— BEGIN Data records —

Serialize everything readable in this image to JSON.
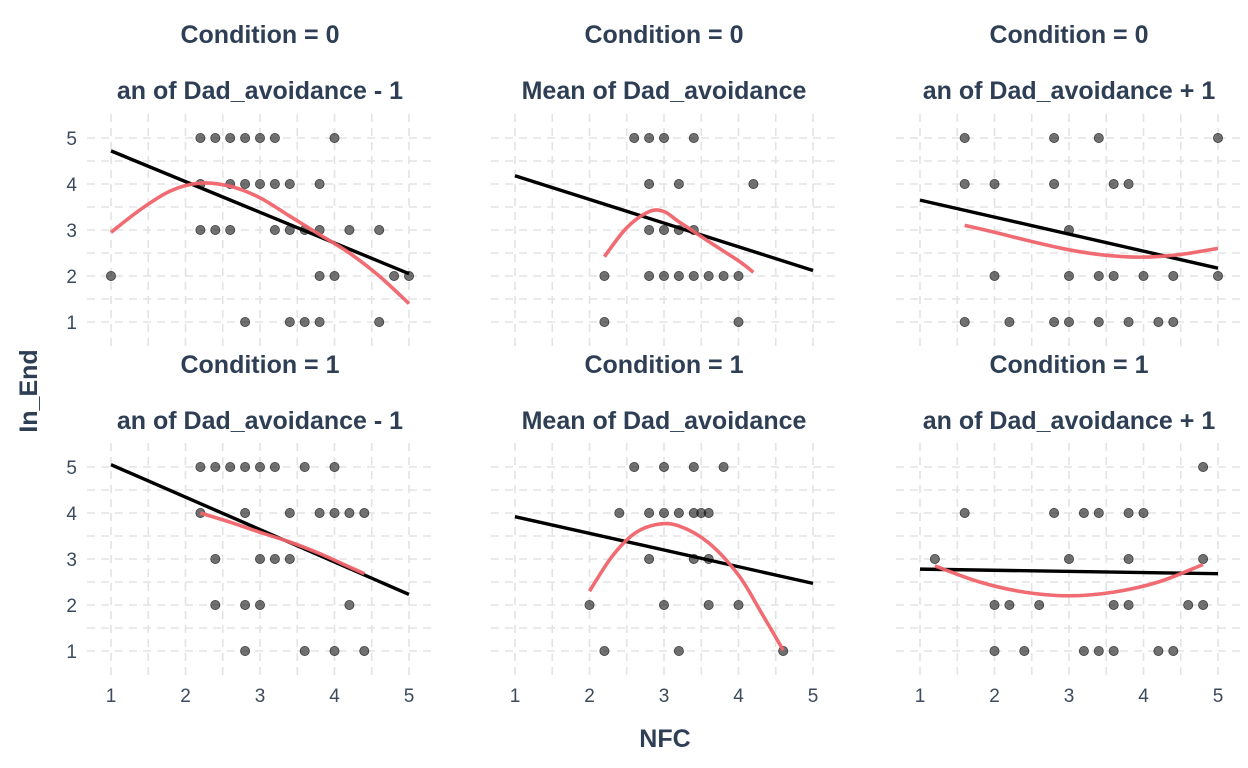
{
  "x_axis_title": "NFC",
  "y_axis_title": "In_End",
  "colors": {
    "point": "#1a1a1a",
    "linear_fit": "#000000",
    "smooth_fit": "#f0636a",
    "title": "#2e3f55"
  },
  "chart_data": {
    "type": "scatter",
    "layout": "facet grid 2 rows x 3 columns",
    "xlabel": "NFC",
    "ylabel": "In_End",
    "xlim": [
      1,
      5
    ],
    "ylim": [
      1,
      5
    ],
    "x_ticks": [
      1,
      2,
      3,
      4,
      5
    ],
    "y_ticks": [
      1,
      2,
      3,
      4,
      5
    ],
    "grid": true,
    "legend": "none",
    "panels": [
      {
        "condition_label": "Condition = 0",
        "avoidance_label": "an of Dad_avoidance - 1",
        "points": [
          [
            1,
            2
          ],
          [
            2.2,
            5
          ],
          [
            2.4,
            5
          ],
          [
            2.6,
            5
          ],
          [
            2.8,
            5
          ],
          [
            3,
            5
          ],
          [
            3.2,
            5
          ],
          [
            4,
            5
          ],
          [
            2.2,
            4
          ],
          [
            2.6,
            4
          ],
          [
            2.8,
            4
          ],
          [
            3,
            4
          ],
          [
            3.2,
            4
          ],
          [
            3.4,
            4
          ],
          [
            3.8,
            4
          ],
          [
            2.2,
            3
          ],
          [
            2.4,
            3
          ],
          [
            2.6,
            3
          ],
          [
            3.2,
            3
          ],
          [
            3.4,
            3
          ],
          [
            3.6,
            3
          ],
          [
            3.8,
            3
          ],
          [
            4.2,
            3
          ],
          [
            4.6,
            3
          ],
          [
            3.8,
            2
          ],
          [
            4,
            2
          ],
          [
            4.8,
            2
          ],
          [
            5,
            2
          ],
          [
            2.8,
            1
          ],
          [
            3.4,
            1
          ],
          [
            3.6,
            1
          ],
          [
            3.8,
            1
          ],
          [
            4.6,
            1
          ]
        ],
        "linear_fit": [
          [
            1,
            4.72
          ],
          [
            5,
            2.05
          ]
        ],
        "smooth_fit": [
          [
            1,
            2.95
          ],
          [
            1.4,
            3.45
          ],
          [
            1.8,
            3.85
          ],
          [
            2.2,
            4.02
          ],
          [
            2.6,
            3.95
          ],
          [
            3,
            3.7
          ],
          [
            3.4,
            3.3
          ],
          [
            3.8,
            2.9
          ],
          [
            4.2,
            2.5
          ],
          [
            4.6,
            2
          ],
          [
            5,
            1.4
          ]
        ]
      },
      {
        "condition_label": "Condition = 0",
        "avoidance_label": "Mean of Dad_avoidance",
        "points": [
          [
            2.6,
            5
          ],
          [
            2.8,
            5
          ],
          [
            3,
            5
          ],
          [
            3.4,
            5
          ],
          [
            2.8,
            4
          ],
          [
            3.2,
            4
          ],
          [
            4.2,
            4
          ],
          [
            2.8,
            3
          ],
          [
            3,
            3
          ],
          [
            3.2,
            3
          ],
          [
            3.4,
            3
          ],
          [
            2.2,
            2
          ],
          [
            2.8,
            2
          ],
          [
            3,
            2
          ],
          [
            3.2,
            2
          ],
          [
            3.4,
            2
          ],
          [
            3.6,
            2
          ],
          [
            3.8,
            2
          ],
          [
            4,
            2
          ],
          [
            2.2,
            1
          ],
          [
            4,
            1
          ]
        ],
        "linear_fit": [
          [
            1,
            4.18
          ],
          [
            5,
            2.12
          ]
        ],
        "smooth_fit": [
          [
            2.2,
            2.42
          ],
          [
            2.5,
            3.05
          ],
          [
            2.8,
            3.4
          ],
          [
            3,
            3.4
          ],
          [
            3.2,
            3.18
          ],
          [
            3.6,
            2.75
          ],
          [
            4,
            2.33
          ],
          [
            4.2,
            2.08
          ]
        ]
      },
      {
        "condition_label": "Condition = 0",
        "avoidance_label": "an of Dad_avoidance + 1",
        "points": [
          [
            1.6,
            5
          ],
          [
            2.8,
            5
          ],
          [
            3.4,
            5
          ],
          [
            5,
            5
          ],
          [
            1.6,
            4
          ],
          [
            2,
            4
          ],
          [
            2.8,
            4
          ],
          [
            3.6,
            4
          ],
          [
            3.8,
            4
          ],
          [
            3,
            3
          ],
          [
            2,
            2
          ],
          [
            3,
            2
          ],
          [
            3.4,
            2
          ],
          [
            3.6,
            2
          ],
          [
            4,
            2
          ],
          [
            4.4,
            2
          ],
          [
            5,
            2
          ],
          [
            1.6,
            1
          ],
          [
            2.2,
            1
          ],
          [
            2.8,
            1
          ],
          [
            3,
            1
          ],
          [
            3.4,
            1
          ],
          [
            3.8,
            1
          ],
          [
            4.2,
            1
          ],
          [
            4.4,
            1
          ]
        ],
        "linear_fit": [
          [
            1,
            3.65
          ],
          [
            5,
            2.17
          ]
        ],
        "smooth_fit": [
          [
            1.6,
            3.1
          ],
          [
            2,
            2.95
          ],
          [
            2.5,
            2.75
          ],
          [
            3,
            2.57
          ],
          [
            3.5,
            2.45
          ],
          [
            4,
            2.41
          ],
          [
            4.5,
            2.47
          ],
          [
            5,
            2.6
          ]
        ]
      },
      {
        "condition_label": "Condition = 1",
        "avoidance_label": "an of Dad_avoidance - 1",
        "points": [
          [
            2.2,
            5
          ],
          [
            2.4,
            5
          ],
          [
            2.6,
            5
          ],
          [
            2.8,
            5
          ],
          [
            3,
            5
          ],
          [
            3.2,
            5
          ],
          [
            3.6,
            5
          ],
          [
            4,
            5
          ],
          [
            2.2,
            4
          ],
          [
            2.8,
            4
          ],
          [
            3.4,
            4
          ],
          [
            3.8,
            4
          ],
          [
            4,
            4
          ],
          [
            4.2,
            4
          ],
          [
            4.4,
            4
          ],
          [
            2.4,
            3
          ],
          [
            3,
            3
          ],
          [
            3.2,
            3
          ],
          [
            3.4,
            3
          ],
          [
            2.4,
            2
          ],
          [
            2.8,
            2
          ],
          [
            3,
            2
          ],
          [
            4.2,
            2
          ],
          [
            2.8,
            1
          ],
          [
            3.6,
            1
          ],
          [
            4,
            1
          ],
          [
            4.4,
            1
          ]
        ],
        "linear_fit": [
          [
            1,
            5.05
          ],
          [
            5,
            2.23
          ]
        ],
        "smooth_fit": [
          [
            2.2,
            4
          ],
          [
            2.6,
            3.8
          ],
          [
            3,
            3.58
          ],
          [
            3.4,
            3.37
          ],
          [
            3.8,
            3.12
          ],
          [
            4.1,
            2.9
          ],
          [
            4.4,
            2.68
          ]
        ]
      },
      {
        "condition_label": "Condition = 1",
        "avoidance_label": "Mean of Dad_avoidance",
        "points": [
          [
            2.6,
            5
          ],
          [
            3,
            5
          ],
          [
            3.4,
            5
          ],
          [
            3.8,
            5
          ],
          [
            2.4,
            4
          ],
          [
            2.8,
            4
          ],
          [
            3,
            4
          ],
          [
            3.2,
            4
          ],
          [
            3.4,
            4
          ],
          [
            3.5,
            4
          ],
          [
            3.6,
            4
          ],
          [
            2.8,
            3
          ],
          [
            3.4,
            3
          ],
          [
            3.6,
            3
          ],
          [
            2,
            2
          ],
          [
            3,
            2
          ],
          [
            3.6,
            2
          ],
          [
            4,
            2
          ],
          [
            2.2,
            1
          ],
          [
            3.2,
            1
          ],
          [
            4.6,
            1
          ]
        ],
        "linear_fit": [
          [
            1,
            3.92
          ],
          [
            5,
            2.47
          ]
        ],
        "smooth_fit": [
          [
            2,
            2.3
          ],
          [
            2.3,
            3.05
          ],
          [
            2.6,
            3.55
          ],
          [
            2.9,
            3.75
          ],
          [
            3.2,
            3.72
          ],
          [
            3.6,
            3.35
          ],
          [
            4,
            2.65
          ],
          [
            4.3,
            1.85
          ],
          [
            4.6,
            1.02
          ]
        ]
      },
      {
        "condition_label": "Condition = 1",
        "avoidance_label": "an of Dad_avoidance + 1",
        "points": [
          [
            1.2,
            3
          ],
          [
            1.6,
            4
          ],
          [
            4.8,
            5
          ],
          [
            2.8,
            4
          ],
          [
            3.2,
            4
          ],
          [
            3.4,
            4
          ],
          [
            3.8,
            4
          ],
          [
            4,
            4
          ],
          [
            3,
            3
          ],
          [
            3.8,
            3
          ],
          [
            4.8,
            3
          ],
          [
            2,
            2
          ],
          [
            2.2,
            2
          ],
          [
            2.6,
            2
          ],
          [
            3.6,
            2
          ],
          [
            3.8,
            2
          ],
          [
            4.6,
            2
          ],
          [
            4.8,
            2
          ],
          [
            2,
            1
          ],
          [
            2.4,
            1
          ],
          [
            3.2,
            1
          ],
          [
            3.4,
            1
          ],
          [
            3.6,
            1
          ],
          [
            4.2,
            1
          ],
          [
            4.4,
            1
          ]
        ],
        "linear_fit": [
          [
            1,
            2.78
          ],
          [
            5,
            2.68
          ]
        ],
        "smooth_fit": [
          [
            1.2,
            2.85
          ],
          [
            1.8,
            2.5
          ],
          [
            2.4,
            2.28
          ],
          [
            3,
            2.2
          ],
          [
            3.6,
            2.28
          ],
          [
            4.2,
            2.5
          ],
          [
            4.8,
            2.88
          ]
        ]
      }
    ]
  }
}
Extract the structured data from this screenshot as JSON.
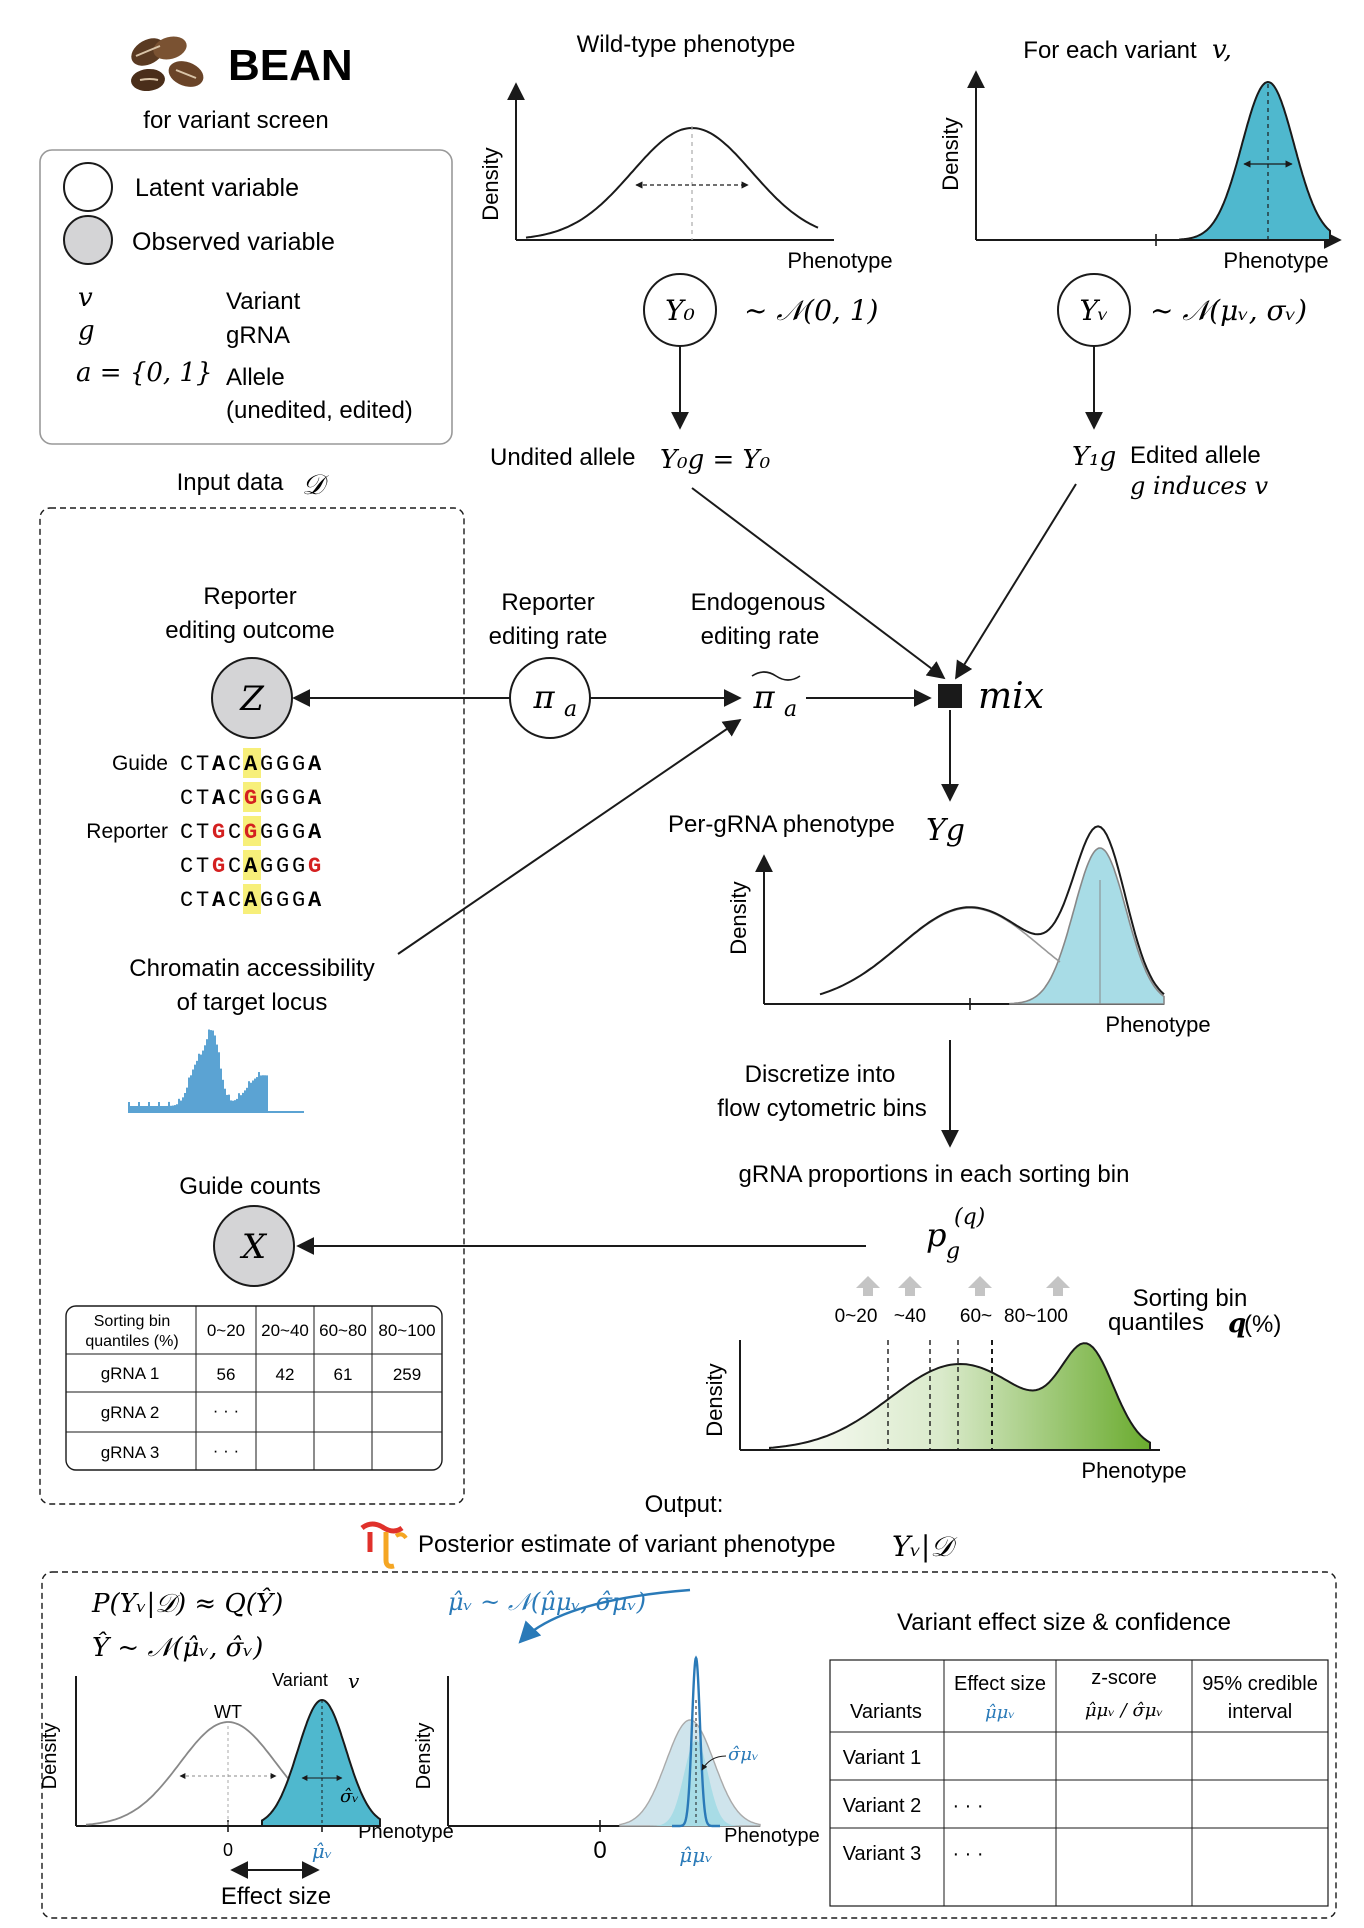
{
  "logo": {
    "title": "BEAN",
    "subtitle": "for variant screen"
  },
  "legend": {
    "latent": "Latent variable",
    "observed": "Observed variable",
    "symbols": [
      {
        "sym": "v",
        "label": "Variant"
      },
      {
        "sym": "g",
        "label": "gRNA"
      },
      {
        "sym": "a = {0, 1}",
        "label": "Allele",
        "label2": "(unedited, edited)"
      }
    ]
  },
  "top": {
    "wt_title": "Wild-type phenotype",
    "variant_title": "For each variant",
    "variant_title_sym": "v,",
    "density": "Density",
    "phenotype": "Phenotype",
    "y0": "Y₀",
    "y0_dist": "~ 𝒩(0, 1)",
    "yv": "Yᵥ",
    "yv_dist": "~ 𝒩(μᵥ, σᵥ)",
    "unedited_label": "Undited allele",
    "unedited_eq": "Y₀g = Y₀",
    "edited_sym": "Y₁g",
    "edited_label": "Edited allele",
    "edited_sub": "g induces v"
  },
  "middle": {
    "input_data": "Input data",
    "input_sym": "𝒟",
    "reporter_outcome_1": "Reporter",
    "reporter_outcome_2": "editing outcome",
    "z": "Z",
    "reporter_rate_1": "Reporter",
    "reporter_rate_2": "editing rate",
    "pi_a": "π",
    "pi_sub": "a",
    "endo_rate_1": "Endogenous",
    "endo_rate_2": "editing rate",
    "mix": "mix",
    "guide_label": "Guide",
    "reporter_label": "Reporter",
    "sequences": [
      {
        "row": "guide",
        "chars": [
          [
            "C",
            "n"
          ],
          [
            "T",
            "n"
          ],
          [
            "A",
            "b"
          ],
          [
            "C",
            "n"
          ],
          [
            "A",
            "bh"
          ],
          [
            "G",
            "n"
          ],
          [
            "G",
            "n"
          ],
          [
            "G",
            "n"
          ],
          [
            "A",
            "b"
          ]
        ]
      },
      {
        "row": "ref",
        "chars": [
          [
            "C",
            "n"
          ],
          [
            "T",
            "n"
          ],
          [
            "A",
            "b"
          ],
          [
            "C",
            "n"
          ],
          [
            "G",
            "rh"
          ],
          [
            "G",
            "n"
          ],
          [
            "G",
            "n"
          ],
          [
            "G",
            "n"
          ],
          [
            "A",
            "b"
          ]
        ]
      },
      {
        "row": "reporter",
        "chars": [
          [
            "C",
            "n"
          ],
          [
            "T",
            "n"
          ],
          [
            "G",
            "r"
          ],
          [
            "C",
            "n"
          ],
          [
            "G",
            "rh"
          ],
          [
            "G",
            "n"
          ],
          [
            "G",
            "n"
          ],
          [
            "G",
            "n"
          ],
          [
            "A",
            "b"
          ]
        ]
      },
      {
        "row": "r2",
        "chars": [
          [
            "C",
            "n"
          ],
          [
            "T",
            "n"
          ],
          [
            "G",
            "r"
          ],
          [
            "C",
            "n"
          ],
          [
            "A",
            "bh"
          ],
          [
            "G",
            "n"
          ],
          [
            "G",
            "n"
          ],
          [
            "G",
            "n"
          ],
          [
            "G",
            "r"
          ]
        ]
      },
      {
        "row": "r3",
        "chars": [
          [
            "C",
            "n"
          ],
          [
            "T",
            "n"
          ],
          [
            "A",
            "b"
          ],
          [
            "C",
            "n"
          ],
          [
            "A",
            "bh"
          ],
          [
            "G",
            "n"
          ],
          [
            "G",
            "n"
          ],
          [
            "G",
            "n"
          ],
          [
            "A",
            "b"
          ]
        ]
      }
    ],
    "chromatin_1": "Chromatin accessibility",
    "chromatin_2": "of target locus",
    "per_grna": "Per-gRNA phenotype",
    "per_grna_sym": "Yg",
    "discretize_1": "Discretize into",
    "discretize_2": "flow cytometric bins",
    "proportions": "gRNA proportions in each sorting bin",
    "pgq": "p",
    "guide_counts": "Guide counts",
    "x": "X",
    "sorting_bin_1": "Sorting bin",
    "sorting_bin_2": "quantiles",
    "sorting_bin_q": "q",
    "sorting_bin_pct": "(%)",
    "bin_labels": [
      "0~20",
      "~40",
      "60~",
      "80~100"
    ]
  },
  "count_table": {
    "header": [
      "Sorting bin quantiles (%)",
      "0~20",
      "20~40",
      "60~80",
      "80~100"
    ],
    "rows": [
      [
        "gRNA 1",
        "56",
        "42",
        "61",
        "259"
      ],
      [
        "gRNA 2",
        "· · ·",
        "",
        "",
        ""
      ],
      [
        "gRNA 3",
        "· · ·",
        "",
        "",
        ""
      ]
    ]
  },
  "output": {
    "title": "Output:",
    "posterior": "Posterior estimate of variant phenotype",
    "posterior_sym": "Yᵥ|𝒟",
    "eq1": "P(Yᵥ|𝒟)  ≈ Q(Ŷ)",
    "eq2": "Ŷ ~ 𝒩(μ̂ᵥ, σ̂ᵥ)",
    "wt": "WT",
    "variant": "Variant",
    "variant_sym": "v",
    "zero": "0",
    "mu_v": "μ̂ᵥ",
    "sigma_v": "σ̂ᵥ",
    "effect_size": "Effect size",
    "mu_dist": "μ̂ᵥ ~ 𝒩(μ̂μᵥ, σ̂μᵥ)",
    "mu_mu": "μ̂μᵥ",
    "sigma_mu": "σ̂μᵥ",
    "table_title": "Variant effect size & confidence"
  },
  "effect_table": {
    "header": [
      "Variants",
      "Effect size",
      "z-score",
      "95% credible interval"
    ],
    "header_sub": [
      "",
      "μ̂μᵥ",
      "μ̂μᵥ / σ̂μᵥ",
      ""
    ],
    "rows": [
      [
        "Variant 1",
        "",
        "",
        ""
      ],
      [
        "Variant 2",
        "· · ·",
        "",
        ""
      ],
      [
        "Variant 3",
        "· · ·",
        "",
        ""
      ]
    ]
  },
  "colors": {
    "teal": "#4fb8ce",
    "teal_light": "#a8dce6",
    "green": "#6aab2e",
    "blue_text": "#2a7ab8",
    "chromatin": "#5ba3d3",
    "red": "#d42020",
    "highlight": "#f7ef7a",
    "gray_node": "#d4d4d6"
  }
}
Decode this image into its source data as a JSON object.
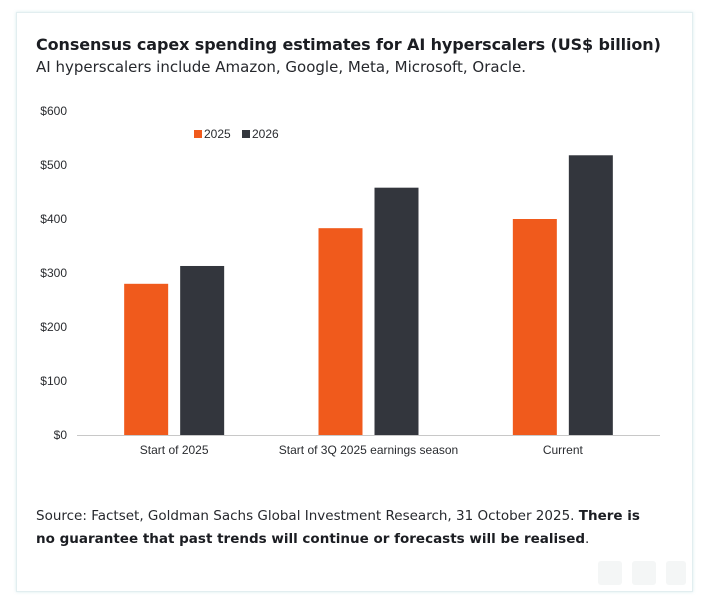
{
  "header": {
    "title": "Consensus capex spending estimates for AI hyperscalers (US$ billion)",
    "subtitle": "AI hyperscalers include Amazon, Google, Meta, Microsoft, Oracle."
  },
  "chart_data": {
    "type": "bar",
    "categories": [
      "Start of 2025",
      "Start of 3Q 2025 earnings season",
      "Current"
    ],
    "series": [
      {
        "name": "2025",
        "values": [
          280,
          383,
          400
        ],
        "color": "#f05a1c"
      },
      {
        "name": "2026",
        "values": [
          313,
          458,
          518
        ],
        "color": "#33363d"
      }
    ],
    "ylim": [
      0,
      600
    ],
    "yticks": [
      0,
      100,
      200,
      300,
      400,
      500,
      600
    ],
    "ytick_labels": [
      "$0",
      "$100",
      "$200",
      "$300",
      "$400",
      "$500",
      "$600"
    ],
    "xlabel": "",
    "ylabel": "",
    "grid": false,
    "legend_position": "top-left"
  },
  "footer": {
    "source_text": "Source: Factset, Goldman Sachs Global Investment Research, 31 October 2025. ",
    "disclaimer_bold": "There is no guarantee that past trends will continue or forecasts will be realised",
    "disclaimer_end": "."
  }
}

— END Data records —

> [Exercise directions]: Identify how many lines in the entries above contain the word "image" and provide only that figure.

> [Answer for the task]: 2